**PROBLEM**:
Reproduce the listing below exactly. Pictures do not belong in the copy.

====== DATASET ROWS ======

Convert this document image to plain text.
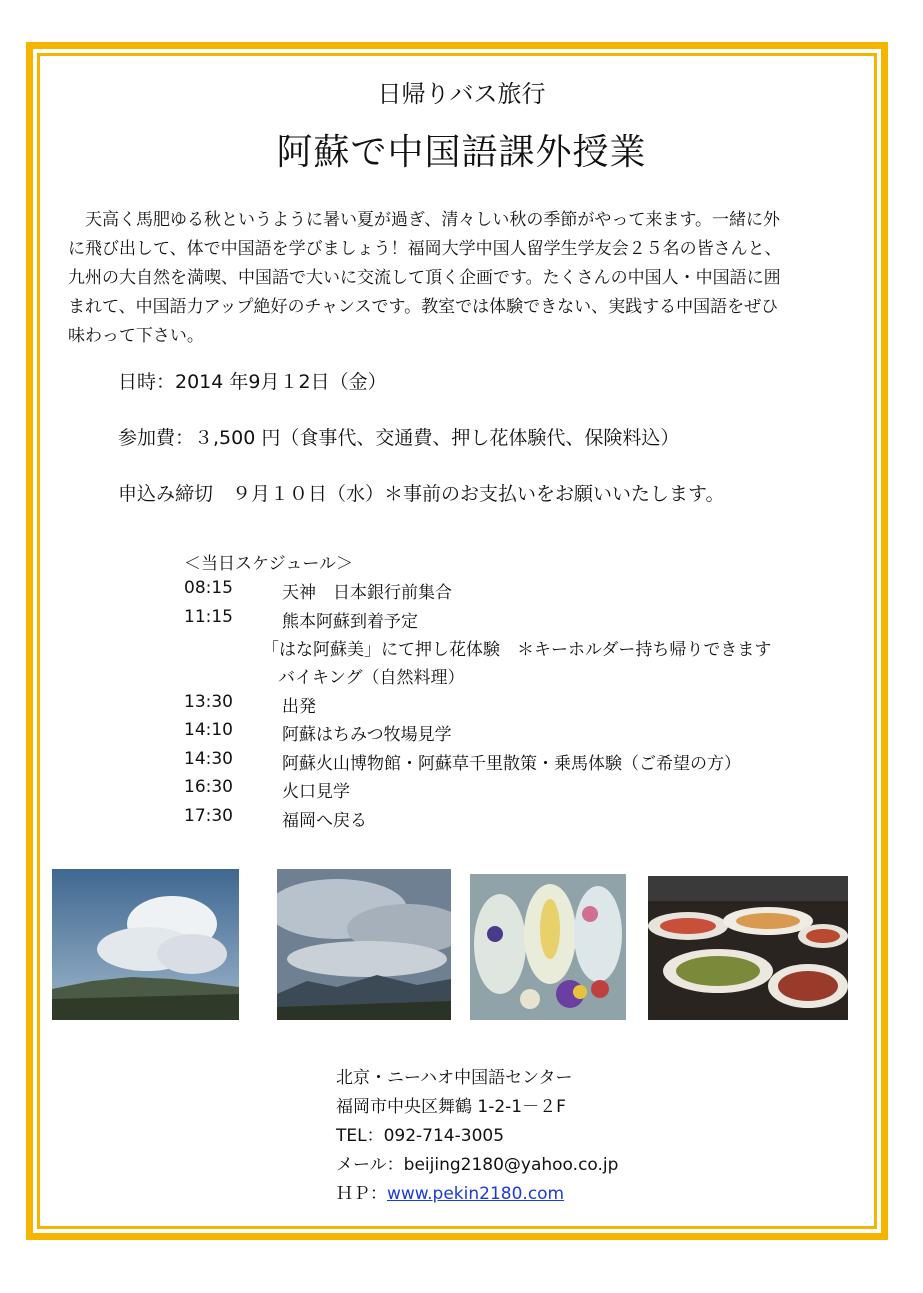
日帰りバス旅行
阿蘇で中国語課外授業

　天高く馬肥ゆる秋というように暑い夏が過ぎ、清々しい秋の季節がやって来ます。一緒に外

に飛び出して、体で中国語を学びましょう！福岡大学中国人留学生学友会２５名の皆さんと、

九州の大自然を満喫、中国語で大いに交流して頂く企画です。たくさんの中国人・中国語に囲

まれて、中国語力アップ絶好のチャンスです。教室では体験できない、実践する中国語をぜひ

味わって下さい。

日時：2014 年9月１2日（金）
参加費：３,500 円（食事代、交通費、押し花体験代、保険料込）
申込み締切　９月１０日（水）＊事前のお支払いをお願いいたします。
＜当日スケジュール＞
08:15	天神　日本銀行前集合
11:15	熊本阿蘇到着予定
「はな阿蘇美」にて押し花体験　＊キーホルダー持ち帰りできます
バイキング（自然料理）
13:30	出発
14:10	阿蘇はちみつ牧場見学
14:30	阿蘇火山博物館・阿蘇草千里散策・乗馬体験（ご希望の方）
16:30	火口見学
17:30	福岡へ戻る
北京・ニーハオ中国語センター
福岡市中央区舞鶴 1-2-1－２F
TEL：092-714-3005
メール：beijing2180@yahoo.co.jp
ＨＰ：www.pekin2180.com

======

**FINISHED TASK**:
Convert this document image to plain text.
日帰りバス旅行
阿蘇で中国語課外授業

　天高く馬肥ゆる秋というように暑い夏が過ぎ、清々しい秋の季節がやって来ます。一緒に外

に飛び出して、体で中国語を学びましょう！福岡大学中国人留学生学友会２５名の皆さんと、

九州の大自然を満喫、中国語で大いに交流して頂く企画です。たくさんの中国人・中国語に囲

まれて、中国語力アップ絶好のチャンスです。教室では体験できない、実践する中国語をぜひ

味わって下さい。

日時：2014 年9月１2日（金）
参加費：３,500 円（食事代、交通費、押し花体験代、保険料込）
申込み締切　９月１０日（水）＊事前のお支払いをお願いいたします。
＜当日スケジュール＞
08:15	天神　日本銀行前集合
11:15	熊本阿蘇到着予定
「はな阿蘇美」にて押し花体験　＊キーホルダー持ち帰りできます
バイキング（自然料理）
13:30	出発
14:10	阿蘇はちみつ牧場見学
14:30	阿蘇火山博物館・阿蘇草千里散策・乗馬体験（ご希望の方）
16:30	火口見学
17:30	福岡へ戻る
北京・ニーハオ中国語センター
福岡市中央区舞鶴 1-2-1－２F
TEL：092-714-3005
メール：beijing2180@yahoo.co.jp
ＨＰ：www.pekin2180.com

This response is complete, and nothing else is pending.